» **Exercise brief**
Do any lines in the data below contain "this"? If so, copy every one of them.

-- START OF Provided records --

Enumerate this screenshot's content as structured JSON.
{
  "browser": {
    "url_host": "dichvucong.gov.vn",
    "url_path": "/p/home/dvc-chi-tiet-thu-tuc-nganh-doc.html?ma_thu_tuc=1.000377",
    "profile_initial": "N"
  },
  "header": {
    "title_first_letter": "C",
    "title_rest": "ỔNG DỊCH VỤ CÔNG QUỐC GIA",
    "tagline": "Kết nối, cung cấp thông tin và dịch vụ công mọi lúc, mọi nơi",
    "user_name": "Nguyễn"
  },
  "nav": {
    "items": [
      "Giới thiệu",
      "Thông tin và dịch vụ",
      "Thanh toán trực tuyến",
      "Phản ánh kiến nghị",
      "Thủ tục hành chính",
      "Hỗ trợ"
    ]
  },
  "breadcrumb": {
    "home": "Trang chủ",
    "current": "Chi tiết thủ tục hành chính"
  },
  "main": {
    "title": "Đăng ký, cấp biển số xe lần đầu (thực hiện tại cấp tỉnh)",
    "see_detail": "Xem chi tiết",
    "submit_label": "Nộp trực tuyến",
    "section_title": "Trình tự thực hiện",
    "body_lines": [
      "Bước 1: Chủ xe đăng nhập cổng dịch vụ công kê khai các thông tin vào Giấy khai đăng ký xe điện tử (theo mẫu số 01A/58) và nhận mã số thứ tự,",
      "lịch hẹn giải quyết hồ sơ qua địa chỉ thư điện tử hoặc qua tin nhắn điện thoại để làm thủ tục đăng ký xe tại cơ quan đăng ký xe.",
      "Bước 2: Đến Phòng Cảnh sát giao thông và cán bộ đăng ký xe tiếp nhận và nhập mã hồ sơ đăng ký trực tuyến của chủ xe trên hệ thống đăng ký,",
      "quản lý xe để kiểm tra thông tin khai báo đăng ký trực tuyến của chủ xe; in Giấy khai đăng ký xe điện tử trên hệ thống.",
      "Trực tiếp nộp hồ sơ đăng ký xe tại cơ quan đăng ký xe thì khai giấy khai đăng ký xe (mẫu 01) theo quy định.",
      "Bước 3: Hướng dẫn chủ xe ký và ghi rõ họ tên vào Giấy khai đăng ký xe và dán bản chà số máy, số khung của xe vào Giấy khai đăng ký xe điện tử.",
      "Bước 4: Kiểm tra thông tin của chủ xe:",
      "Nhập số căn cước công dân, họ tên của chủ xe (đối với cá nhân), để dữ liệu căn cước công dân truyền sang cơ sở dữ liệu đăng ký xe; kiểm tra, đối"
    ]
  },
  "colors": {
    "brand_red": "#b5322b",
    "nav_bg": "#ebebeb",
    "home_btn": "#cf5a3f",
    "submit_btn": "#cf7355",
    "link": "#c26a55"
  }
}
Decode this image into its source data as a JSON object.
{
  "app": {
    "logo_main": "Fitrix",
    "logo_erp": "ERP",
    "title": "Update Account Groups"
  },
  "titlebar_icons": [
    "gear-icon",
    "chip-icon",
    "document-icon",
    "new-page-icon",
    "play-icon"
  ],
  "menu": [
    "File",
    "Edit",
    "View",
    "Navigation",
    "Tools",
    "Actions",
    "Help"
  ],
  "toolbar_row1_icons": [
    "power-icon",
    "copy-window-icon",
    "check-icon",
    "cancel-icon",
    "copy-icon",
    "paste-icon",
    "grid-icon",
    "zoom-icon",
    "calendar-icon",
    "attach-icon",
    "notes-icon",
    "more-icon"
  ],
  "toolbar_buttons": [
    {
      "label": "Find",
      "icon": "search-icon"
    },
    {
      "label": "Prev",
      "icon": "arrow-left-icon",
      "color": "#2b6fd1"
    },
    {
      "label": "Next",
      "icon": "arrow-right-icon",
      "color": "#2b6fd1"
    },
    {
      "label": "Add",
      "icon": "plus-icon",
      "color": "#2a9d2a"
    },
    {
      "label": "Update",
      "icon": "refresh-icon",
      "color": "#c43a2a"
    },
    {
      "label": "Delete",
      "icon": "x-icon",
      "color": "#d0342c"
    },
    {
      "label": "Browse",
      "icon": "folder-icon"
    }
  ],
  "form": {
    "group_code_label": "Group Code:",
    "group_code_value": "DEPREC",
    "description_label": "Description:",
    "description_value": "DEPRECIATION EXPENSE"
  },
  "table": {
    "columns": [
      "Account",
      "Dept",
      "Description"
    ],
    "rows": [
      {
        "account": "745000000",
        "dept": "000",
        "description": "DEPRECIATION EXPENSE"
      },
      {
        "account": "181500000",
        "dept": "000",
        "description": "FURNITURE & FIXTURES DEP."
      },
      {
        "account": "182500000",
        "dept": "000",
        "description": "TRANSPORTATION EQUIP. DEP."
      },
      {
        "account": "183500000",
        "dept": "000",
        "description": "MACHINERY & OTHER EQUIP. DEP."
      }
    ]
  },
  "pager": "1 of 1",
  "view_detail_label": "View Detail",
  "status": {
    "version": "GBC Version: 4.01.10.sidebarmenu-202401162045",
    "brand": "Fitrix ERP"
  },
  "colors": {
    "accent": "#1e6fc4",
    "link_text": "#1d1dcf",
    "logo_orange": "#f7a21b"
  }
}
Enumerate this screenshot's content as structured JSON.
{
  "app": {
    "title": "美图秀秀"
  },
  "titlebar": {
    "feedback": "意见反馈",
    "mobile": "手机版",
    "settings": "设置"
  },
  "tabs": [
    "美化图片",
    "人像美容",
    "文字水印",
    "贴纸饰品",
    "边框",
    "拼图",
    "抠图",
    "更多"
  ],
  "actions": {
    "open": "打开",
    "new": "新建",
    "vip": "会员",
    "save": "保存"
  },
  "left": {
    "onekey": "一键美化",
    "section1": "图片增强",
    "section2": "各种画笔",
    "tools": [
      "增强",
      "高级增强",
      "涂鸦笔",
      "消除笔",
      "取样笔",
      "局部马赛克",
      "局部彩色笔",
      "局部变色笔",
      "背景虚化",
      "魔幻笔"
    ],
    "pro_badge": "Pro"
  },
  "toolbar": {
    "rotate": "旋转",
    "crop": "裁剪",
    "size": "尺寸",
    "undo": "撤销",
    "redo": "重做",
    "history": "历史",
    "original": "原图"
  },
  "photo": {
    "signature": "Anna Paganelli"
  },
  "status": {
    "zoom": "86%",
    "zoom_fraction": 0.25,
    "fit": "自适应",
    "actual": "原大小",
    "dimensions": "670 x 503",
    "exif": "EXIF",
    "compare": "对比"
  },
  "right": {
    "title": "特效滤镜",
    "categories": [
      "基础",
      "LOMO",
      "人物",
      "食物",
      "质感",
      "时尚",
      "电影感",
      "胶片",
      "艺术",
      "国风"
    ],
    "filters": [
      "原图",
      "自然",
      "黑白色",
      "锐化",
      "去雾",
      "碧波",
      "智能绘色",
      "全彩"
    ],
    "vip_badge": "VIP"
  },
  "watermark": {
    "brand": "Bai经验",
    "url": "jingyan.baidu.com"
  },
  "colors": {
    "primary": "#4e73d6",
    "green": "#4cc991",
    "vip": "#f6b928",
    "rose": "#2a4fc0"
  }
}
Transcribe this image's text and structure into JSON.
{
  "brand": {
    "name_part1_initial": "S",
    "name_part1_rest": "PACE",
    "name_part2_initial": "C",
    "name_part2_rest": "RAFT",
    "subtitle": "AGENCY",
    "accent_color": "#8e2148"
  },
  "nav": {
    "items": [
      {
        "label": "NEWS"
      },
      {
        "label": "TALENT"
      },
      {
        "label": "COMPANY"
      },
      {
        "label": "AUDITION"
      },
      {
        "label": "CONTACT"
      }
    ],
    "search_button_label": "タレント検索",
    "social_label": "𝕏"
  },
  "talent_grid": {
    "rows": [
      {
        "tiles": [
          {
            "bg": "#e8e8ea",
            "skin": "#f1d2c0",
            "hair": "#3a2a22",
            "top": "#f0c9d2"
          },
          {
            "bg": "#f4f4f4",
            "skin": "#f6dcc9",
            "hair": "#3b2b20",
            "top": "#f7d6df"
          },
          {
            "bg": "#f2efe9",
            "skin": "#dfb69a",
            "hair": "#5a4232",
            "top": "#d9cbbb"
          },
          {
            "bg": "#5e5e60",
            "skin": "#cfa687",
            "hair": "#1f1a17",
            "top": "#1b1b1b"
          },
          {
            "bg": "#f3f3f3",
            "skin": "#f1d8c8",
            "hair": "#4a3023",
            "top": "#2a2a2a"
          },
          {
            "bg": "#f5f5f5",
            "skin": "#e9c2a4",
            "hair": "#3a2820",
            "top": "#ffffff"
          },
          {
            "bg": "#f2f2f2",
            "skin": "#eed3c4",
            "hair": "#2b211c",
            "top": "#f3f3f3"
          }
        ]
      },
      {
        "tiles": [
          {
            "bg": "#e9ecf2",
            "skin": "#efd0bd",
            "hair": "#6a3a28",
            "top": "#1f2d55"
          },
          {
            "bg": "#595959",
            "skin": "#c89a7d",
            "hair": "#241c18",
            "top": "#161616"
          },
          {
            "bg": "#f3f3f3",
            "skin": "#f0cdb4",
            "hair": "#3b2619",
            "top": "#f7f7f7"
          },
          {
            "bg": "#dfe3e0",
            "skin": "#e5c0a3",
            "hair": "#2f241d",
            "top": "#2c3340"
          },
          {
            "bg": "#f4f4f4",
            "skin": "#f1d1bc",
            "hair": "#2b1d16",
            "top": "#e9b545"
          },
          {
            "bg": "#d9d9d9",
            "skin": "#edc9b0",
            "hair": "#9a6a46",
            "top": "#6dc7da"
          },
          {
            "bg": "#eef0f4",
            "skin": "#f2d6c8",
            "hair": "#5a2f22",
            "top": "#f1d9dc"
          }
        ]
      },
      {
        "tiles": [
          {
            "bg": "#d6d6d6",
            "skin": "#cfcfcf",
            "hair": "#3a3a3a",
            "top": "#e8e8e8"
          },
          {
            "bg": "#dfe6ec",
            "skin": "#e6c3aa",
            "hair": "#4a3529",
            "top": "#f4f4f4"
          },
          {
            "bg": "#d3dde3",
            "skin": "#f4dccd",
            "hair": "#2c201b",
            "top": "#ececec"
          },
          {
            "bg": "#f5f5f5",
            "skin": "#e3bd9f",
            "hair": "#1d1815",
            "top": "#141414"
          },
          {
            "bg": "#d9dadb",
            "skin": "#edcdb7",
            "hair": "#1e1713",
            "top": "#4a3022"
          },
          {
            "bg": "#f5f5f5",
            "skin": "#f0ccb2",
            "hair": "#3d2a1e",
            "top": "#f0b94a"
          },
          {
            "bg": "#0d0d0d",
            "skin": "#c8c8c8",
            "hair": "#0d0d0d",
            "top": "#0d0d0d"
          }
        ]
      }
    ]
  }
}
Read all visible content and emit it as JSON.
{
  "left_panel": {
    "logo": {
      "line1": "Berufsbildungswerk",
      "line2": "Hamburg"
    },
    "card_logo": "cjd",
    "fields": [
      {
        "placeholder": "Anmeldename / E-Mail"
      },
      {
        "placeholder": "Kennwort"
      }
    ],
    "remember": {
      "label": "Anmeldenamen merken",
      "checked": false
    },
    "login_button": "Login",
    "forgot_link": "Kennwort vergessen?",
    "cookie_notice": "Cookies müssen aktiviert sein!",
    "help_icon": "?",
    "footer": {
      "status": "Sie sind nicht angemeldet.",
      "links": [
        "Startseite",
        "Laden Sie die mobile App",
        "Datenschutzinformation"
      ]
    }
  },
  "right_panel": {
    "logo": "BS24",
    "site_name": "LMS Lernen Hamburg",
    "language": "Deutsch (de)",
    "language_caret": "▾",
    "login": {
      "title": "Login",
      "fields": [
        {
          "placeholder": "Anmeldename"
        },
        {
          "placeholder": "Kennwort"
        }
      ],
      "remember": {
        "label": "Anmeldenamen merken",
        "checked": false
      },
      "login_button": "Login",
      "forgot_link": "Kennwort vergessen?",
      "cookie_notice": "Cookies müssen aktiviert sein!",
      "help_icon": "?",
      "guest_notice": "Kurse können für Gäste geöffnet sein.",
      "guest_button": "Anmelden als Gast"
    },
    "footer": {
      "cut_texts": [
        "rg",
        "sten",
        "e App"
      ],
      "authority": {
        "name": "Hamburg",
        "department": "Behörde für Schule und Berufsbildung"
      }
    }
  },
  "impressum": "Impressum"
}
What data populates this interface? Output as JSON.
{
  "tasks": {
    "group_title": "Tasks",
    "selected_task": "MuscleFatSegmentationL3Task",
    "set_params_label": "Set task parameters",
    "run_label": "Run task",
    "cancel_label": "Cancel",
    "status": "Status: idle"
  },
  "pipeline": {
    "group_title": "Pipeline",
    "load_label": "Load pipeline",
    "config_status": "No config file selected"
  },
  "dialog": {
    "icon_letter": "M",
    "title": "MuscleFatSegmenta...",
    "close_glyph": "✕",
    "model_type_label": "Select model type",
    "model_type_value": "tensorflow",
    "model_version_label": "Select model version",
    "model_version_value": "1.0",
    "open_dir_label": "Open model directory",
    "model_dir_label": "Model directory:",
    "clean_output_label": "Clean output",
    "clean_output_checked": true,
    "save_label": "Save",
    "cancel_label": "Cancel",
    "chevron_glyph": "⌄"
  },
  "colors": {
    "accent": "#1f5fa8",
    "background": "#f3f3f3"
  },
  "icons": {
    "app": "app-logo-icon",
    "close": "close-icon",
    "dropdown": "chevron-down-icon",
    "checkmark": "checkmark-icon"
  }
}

-- END OF Provided records --

» **Written response**
Enumerate this screenshot's content as structured JSON.
Decode this image into its source data as a JSON object.
Enumerate this screenshot's content as structured JSON.
Transcribe this image's text and structure into JSON.
What data populates this interface? Output as JSON.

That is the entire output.